Data extracted from a collection
################
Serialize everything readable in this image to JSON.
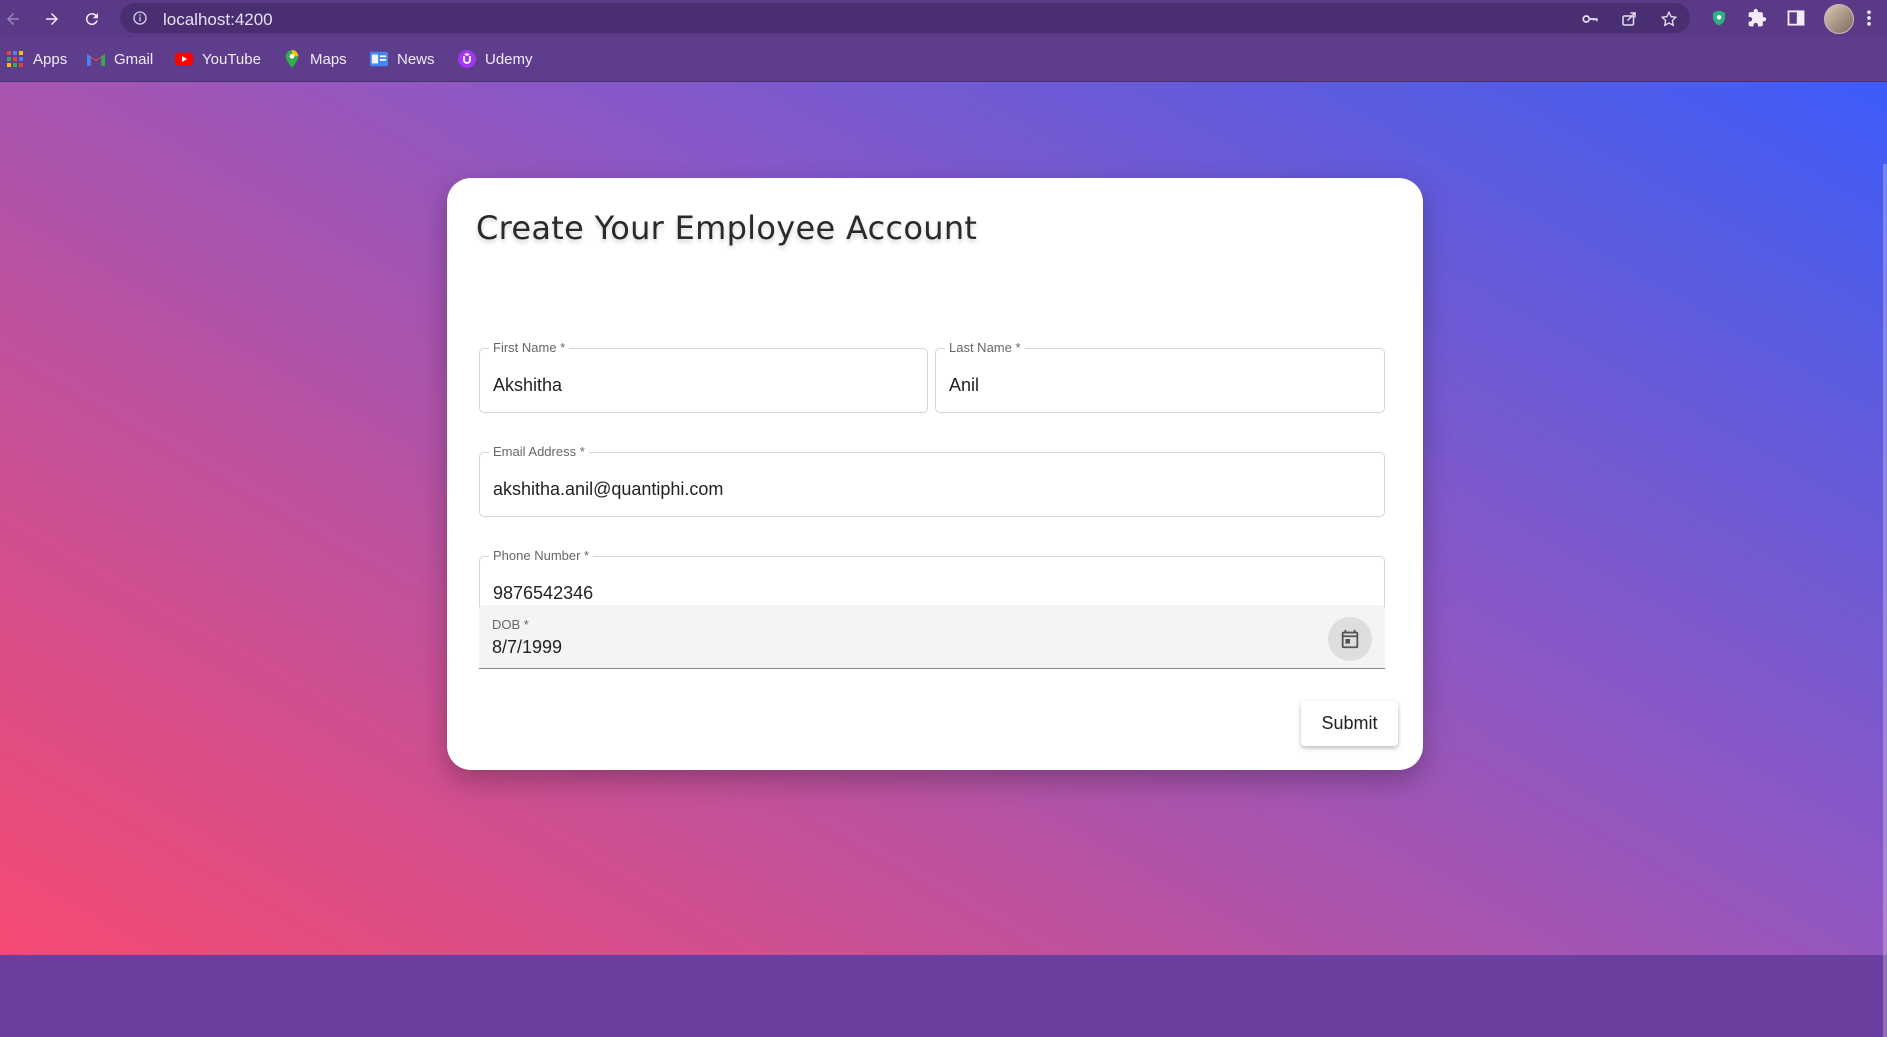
{
  "browser": {
    "url": "localhost:4200",
    "bookmarks": [
      {
        "label": "Apps",
        "icon": "apps-grid-icon"
      },
      {
        "label": "Gmail",
        "icon": "gmail-icon"
      },
      {
        "label": "YouTube",
        "icon": "youtube-icon"
      },
      {
        "label": "Maps",
        "icon": "maps-icon"
      },
      {
        "label": "News",
        "icon": "news-icon"
      },
      {
        "label": "Udemy",
        "icon": "udemy-icon"
      }
    ]
  },
  "form": {
    "title": "Create Your Employee Account",
    "first_name": {
      "label": "First Name *",
      "value": "Akshitha"
    },
    "last_name": {
      "label": "Last Name *",
      "value": "Anil"
    },
    "email": {
      "label": "Email Address *",
      "value": "akshitha.anil@quantiphi.com"
    },
    "phone": {
      "label": "Phone Number *",
      "value": "9876542346"
    },
    "dob": {
      "label": "DOB *",
      "value": "8/7/1999"
    },
    "submit_label": "Submit"
  },
  "colors": {
    "gradient_start": "#f54a72",
    "gradient_end": "#3d5cfa",
    "toolbar": "#5a3a86"
  }
}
################
- SHORT EXERCISE -
Copy every line above that holds the word "icon".

- COMPLETE OUTPUT -
        "icon": "apps-grid-icon"
        "icon": "gmail-icon"
        "icon": "youtube-icon"
        "icon": "maps-icon"
        "icon": "news-icon"
        "icon": "udemy-icon"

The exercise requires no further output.